▸ **Kutipan**
--------------------
Foto: Pixabay
Saat ini ketika kita belanja di online marketplace, ada fitur chat yang bisa digunakan konsumen untuk bertanya apa saja. Di Zalora misalnya, begitu konsumen memilih-milih produk, maka akan keluar chat yang intinya bertanya apakah ada yang bisa admin bantu. Di Bukalapak juga menyediakan tombol chat untuk bicara langsung dengan merchant.
Bisa ngobrol dengan penjual masih menjadi kebutuhan. Tuhu mengiyakan bahwa orang Asia, termasuk Indonesia, memang menghargai emotional value. Bagaimana mereka bisa mengesampingkan soal harga asal bisa mengobrol nyaman dengan penjual. “Itulah mengapa orang kita lebih senang belanja lewat media sosial dengan alasan di media sosial lebih memungkinkan pembeli berkenalan dan mengobrol langsung dengan penjualnya,” ujar Tuhu Nugraha, Digital Strategy Expert & Trainer, yang juga penulis buku WWW.HM Defining online.
Kembali ke fitur chat di marketplace, menurut Tuhu, dimulai oleh Shopee yang memindahkan gaya interaksi di medsos ke marketplace. Bagaimanapun orang kita masih butuh social approval. Sama seperti ketika kita belanja baju di mal, kita selalu mengajak teman yang dijadikan pemberi opini apakah produk yang kita beli itu memang benar-benar sesuai dan bagus
untuk kita kenakan.
Melihat fakta ini, seorang penjual tidak bisa lagi mengeluh banyak pembelinya yang nanya melulu. “Karena, ketika mereka bertanya, mereka sedang butuh afirmasi. Fasilitas menjawab dari Anda itu bisa menjadi value added bagi brand Anda, yaitu penjual yang friendly,” saran Tuhu.
--------------------
▸ **Baris Data**
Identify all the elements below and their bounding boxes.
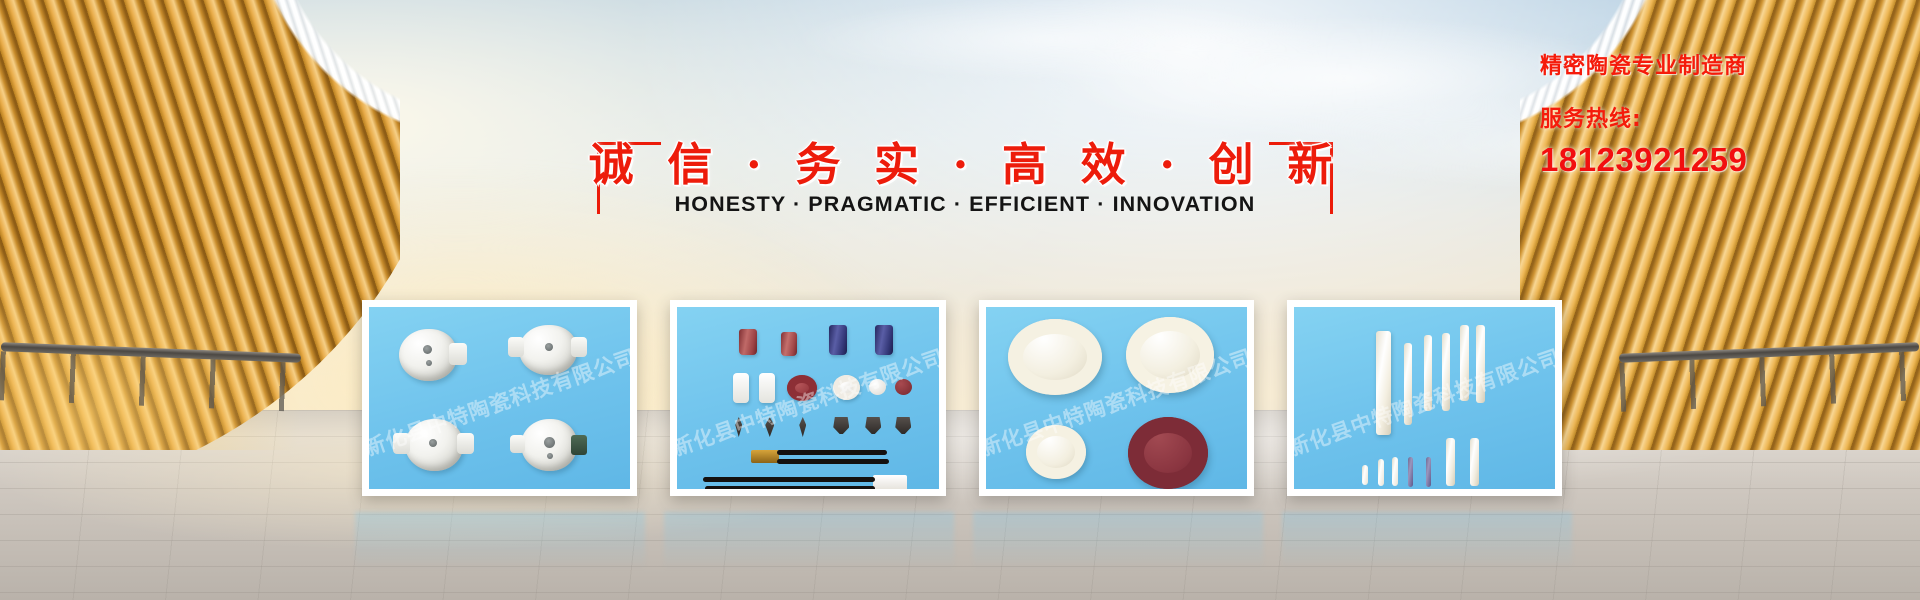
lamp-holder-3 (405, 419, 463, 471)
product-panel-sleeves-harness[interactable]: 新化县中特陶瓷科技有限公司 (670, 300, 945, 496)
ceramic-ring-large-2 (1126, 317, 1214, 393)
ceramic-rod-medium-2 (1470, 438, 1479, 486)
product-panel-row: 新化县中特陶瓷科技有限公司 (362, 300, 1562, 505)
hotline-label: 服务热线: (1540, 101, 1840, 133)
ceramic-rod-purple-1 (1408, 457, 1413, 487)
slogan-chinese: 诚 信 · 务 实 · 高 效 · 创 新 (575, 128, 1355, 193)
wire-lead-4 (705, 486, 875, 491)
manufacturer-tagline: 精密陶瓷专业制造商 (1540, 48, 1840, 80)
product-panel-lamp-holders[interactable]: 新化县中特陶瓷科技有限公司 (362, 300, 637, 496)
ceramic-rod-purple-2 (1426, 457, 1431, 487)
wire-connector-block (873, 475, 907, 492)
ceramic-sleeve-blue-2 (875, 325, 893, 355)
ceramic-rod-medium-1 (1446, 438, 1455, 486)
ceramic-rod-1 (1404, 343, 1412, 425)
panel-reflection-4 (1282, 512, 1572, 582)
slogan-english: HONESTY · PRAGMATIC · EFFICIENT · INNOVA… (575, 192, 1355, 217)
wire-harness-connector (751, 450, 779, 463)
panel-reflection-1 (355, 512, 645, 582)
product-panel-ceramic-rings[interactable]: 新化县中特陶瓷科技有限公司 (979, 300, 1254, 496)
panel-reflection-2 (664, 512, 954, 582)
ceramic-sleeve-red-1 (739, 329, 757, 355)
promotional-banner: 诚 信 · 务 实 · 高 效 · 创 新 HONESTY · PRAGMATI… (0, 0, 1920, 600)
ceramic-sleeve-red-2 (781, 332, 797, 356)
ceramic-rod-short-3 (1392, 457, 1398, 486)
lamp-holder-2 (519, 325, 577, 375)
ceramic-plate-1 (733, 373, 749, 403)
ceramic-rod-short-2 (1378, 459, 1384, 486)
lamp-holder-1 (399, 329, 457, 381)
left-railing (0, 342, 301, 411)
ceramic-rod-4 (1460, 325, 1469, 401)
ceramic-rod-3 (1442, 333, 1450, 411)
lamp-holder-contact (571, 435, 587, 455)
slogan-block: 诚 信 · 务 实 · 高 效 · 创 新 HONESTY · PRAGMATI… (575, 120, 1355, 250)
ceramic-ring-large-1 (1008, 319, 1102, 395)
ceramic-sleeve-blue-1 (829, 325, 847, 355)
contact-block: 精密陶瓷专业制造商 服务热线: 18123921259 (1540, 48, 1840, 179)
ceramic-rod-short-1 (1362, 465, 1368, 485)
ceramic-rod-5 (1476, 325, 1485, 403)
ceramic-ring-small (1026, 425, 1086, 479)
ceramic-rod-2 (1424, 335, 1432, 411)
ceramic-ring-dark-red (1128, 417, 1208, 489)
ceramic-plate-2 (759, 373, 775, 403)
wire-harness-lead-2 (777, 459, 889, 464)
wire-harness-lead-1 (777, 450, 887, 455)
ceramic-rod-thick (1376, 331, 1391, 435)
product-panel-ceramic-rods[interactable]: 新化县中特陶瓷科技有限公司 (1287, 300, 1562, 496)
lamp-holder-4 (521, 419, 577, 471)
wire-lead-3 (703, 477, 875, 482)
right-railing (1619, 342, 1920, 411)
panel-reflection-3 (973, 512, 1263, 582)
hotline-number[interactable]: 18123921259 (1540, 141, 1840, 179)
--------------------
Menurut Tuhu dalam kutipan tentang fitur chat di marketplace, marketplace mana yang memulai fitur chat tersebut? Baris-baris data di atas diambil dari sumber lain.

Shopee, yang memindahkan gaya interaksi di medsos ke marketplace.